[EXERCISE DESCRIPTION] Output every line of the material exactly, omitting images.

(Extracted data entries)
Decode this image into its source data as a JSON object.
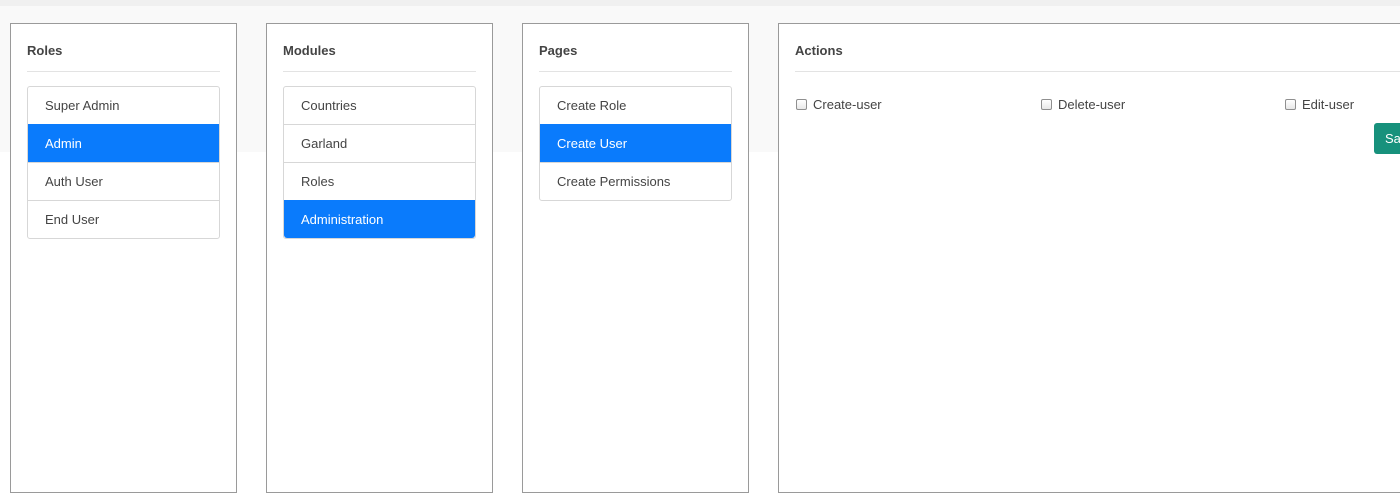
{
  "roles": {
    "title": "Roles",
    "items": [
      {
        "label": "Super Admin",
        "active": false
      },
      {
        "label": "Admin",
        "active": true
      },
      {
        "label": "Auth User",
        "active": false
      },
      {
        "label": "End User",
        "active": false
      }
    ]
  },
  "modules": {
    "title": "Modules",
    "items": [
      {
        "label": "Countries",
        "active": false
      },
      {
        "label": "Garland",
        "active": false
      },
      {
        "label": "Roles",
        "active": false
      },
      {
        "label": "Administration",
        "active": true
      }
    ]
  },
  "pages": {
    "title": "Pages",
    "items": [
      {
        "label": "Create Role",
        "active": false
      },
      {
        "label": "Create User",
        "active": true
      },
      {
        "label": "Create Permissions",
        "active": false
      }
    ]
  },
  "actions": {
    "title": "Actions",
    "checkboxes": [
      {
        "label": "Create-user",
        "checked": false
      },
      {
        "label": "Delete-user",
        "checked": false
      },
      {
        "label": "Edit-user",
        "checked": false
      }
    ],
    "save_label": "Sa"
  },
  "colors": {
    "active_item": "#0a7bfc",
    "save_button": "#17917c"
  }
}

[RESPONSE TO THE TASK]
Decode this image into its source data as a JSON object.
{
  "roles": {
    "title": "Roles",
    "items": [
      {
        "label": "Super Admin",
        "active": false
      },
      {
        "label": "Admin",
        "active": true
      },
      {
        "label": "Auth User",
        "active": false
      },
      {
        "label": "End User",
        "active": false
      }
    ]
  },
  "modules": {
    "title": "Modules",
    "items": [
      {
        "label": "Countries",
        "active": false
      },
      {
        "label": "Garland",
        "active": false
      },
      {
        "label": "Roles",
        "active": false
      },
      {
        "label": "Administration",
        "active": true
      }
    ]
  },
  "pages": {
    "title": "Pages",
    "items": [
      {
        "label": "Create Role",
        "active": false
      },
      {
        "label": "Create User",
        "active": true
      },
      {
        "label": "Create Permissions",
        "active": false
      }
    ]
  },
  "actions": {
    "title": "Actions",
    "checkboxes": [
      {
        "label": "Create-user",
        "checked": false
      },
      {
        "label": "Delete-user",
        "checked": false
      },
      {
        "label": "Edit-user",
        "checked": false
      }
    ],
    "save_label": "Sa"
  },
  "colors": {
    "active_item": "#0a7bfc",
    "save_button": "#17917c"
  }
}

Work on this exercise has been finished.